Task directions: Check every line of the entries that follow, and copy the ones containing "against".

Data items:
((

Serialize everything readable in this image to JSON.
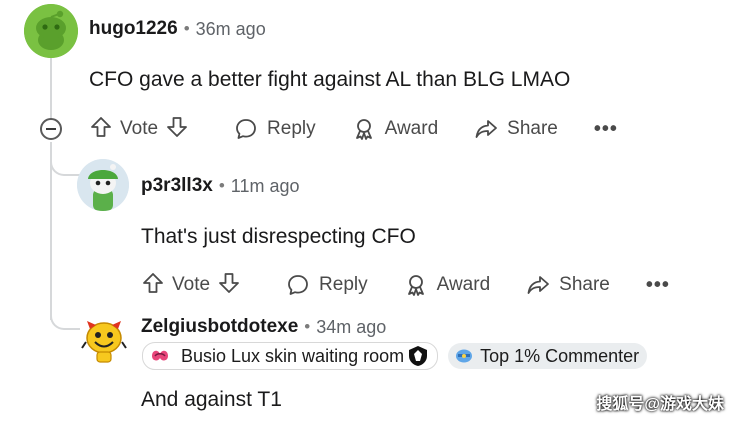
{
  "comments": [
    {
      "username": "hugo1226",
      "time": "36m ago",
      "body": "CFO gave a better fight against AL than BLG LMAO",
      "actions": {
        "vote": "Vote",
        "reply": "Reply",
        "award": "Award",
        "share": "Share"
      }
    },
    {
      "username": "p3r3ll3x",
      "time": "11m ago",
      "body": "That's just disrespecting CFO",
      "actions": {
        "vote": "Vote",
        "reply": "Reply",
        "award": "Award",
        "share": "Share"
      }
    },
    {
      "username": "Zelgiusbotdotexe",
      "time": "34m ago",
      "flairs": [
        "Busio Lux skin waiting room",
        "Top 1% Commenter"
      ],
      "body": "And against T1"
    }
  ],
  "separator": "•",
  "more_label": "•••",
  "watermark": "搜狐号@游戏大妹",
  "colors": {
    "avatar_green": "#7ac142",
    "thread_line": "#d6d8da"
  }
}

))
((

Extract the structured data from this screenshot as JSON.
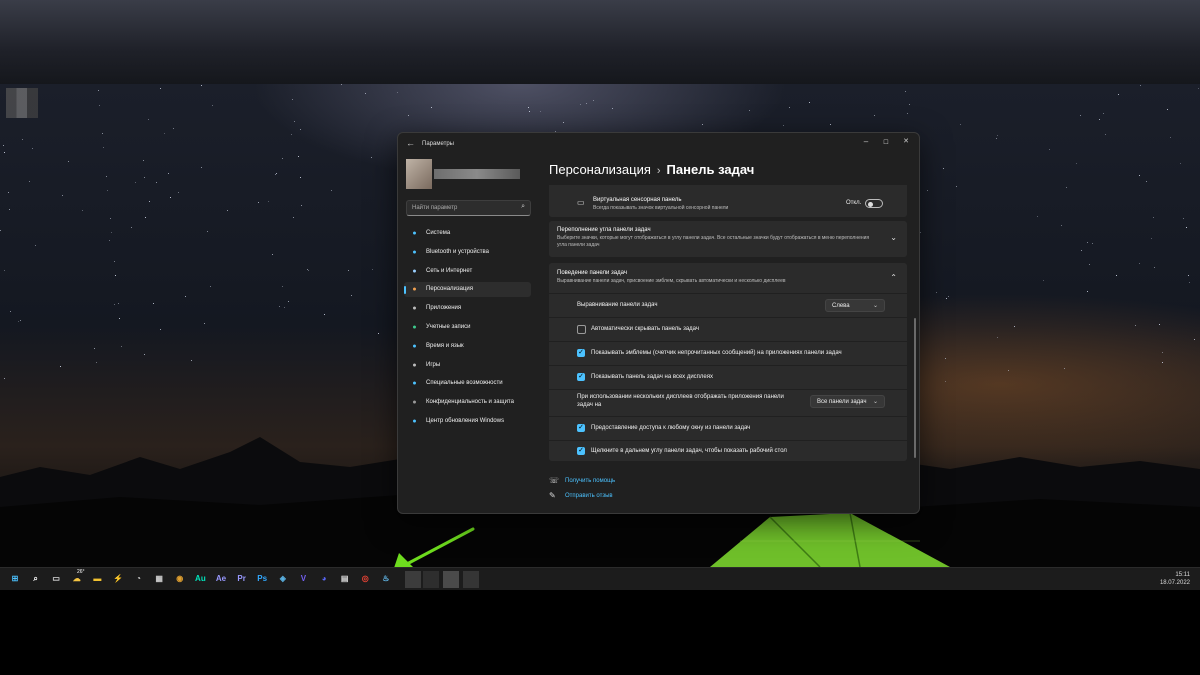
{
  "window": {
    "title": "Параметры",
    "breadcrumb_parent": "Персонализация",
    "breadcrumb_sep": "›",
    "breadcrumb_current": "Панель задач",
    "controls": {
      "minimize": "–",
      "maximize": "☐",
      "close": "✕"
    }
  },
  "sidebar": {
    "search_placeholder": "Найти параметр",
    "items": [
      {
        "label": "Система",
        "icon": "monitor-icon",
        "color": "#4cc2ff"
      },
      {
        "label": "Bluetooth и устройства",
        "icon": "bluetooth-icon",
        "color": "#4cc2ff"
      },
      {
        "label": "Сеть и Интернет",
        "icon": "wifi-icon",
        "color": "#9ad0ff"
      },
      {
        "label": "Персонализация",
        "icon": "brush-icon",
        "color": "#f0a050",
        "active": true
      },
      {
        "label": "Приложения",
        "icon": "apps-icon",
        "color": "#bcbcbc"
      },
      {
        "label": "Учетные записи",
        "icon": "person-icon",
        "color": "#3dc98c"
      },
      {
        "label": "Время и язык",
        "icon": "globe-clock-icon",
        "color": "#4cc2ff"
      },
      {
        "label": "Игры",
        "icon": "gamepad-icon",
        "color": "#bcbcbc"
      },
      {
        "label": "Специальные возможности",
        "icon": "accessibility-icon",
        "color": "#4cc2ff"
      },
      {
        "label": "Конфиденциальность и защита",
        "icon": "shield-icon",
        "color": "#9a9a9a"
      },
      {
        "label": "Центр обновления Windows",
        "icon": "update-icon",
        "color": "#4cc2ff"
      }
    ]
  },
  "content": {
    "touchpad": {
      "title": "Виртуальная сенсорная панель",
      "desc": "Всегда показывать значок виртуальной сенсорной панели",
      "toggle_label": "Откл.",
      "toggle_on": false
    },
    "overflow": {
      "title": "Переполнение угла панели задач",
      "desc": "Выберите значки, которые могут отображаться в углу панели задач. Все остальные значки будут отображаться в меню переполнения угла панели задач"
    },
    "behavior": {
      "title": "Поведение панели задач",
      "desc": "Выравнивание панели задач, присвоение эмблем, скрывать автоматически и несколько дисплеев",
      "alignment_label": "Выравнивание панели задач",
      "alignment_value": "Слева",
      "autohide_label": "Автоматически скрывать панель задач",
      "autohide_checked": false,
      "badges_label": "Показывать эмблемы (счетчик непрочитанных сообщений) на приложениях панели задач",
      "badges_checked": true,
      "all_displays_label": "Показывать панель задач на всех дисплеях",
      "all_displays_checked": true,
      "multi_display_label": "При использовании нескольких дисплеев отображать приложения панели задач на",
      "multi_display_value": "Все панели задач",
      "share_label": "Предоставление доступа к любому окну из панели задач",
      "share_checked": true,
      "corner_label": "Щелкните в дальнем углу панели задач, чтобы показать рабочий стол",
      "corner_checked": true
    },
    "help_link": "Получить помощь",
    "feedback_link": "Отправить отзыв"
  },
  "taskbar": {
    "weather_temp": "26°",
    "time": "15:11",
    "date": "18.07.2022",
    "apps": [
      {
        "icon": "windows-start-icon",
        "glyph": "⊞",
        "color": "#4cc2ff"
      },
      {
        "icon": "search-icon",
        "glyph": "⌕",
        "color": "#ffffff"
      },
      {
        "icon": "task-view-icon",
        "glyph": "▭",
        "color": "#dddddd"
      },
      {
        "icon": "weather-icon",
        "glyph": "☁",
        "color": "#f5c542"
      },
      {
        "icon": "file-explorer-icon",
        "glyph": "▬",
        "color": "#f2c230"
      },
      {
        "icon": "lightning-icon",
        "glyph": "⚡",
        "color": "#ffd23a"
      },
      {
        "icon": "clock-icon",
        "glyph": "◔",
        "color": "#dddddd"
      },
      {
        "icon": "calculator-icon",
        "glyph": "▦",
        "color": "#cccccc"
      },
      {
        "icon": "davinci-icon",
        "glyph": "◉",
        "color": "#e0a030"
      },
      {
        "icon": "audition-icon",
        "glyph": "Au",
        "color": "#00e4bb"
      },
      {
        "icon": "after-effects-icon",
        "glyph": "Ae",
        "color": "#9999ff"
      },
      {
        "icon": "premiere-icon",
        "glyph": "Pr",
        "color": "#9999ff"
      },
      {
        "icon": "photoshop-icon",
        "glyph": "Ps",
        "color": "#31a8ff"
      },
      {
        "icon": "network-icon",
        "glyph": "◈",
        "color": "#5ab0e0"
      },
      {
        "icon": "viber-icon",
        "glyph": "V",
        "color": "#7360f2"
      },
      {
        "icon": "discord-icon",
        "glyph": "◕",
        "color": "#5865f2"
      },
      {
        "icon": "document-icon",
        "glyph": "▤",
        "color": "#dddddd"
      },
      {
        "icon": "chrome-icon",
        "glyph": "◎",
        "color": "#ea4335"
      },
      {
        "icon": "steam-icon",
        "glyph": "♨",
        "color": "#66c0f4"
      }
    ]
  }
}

))

Final answer:
      "body": "CFO gave a better fight against AL than BLG LMAO",
      "body": "And against T1"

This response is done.